§ **GOAL**
Set the pictures aside and set down only the lines from the line holding "Decode this image" through the end of the entries below, ends included.

§ **SUPPLIED DATA**
^^^^^^^^

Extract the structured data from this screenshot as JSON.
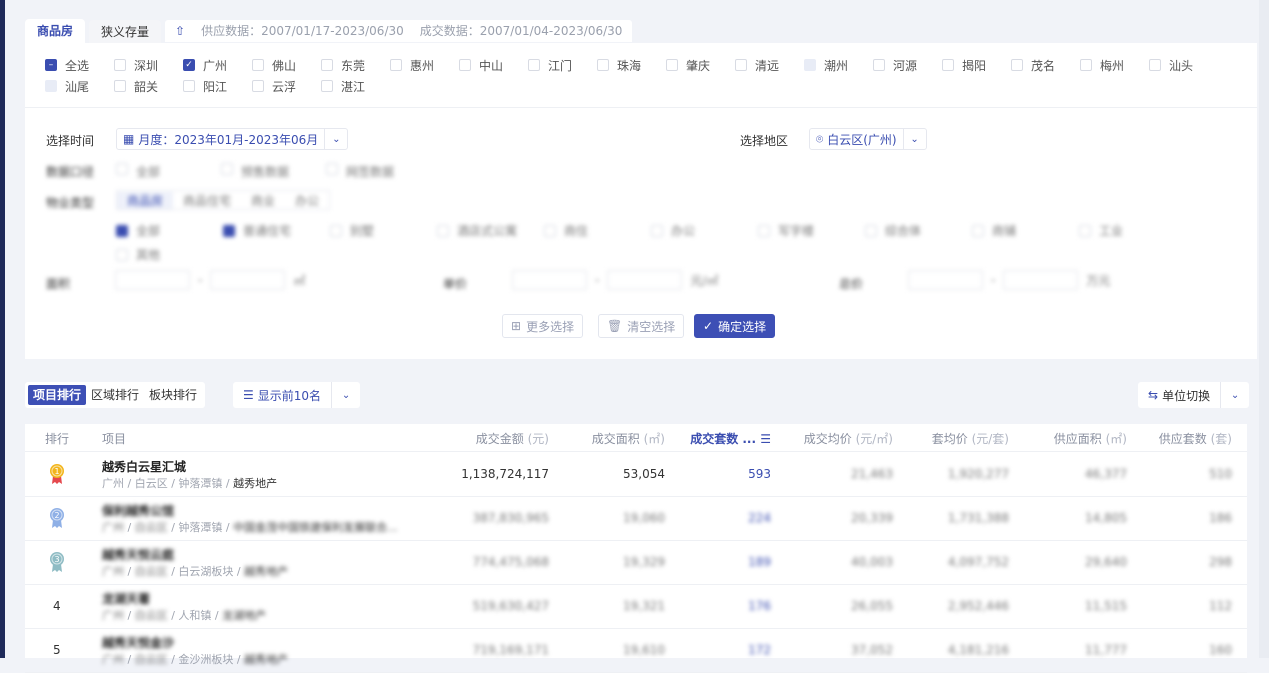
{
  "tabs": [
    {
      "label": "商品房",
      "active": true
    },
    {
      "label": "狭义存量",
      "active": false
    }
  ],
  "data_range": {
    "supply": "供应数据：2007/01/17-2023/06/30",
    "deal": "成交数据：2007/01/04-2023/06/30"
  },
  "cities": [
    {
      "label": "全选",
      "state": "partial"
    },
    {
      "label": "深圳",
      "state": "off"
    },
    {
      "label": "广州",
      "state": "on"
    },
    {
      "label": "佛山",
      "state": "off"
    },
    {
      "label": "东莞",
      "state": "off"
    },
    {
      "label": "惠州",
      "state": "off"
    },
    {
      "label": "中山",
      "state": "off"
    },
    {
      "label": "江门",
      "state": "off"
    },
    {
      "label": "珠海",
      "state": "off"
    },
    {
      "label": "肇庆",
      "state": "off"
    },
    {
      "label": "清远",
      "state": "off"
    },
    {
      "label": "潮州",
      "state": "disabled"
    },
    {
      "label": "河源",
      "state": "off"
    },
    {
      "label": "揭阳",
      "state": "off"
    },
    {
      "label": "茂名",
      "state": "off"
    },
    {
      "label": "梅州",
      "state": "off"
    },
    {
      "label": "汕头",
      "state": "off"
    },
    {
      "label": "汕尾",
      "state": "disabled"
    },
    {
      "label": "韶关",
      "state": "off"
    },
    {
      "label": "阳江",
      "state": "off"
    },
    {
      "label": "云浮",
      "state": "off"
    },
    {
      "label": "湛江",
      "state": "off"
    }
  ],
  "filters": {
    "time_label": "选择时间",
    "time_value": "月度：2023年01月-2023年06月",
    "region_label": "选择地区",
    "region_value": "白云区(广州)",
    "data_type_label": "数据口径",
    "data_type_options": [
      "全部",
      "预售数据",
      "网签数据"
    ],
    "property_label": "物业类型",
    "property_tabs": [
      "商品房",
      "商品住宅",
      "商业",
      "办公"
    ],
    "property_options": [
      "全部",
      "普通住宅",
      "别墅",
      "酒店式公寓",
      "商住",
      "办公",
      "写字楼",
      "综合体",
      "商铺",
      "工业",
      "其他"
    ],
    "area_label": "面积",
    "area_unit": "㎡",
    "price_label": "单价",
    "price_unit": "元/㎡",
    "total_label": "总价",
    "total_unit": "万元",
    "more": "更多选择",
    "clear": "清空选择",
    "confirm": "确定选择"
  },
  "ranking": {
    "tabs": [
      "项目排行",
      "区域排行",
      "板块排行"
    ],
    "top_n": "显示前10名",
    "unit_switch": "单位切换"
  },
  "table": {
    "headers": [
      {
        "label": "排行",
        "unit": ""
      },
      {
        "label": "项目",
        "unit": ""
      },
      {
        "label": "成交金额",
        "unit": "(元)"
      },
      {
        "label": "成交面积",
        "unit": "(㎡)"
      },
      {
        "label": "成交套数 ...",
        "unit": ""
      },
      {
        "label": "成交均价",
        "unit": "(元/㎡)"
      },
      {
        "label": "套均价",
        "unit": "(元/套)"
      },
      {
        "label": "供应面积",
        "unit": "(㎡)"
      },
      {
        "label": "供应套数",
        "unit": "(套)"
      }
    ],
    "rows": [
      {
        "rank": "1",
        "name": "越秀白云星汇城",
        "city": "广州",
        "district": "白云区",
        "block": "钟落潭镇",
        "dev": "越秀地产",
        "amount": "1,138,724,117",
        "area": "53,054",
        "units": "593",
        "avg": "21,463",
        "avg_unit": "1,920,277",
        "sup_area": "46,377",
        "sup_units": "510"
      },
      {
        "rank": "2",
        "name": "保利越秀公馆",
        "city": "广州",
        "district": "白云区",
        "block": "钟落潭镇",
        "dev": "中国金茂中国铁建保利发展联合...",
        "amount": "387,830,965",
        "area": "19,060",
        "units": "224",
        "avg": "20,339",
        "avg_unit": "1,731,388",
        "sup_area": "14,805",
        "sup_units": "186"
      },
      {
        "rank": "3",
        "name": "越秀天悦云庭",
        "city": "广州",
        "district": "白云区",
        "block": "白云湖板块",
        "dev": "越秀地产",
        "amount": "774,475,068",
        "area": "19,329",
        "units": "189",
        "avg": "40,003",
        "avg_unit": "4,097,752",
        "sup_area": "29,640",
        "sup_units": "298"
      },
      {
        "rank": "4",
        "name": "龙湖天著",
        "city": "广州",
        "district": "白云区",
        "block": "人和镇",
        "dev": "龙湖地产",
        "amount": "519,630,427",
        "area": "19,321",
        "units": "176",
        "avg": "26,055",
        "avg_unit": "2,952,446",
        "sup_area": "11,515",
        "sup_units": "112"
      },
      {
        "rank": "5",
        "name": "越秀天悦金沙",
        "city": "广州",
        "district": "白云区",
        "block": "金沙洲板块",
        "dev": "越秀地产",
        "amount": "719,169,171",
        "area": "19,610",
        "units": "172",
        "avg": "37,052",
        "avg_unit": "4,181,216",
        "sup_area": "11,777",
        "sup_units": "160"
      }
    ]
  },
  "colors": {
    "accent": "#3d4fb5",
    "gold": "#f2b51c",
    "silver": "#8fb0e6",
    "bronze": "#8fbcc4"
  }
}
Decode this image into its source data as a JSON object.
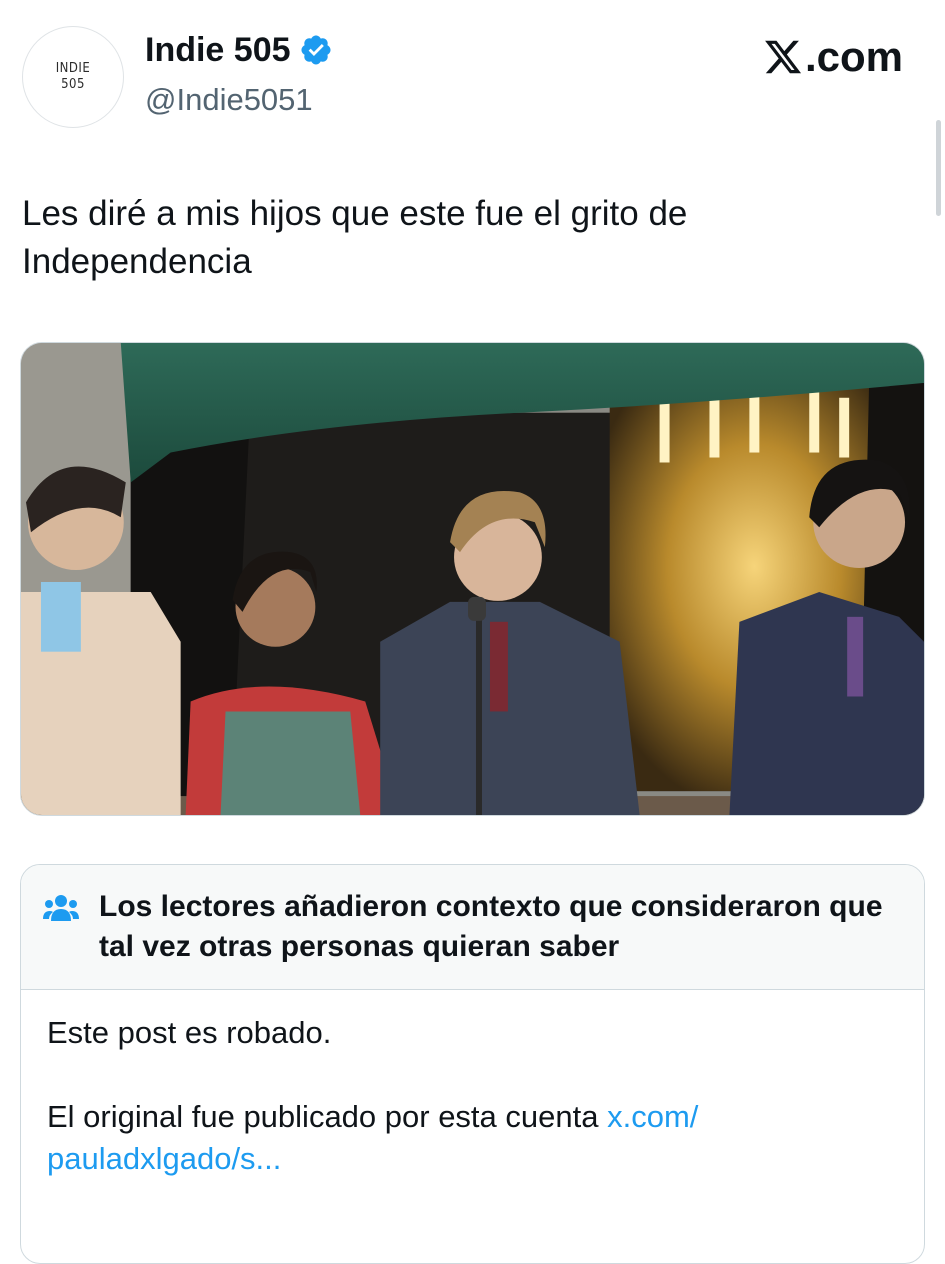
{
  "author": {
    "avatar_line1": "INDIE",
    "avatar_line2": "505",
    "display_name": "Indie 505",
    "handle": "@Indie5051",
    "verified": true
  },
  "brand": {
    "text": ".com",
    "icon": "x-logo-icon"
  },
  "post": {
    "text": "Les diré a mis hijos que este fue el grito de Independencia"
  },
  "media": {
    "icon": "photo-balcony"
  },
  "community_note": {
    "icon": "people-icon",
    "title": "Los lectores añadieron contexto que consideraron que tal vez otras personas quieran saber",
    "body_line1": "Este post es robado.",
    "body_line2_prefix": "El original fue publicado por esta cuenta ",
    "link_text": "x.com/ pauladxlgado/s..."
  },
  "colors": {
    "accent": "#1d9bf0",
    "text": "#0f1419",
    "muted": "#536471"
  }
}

^^^^^^^^

§ **RIGHT ANSWER**
Decode this image into its source data as a JSON object.
{
  "author": {
    "avatar_line1": "INDIE",
    "avatar_line2": "505",
    "display_name": "Indie 505",
    "handle": "@Indie5051",
    "verified": true
  },
  "brand": {
    "text": ".com",
    "icon": "x-logo-icon"
  },
  "post": {
    "text": "Les diré a mis hijos que este fue el grito de Independencia"
  },
  "media": {
    "icon": "photo-balcony"
  },
  "community_note": {
    "icon": "people-icon",
    "title": "Los lectores añadieron contexto que consideraron que tal vez otras personas quieran saber",
    "body_line1": "Este post es robado.",
    "body_line2_prefix": "El original fue publicado por esta cuenta ",
    "link_text": "x.com/ pauladxlgado/s..."
  },
  "colors": {
    "accent": "#1d9bf0",
    "text": "#0f1419",
    "muted": "#536471"
  }
}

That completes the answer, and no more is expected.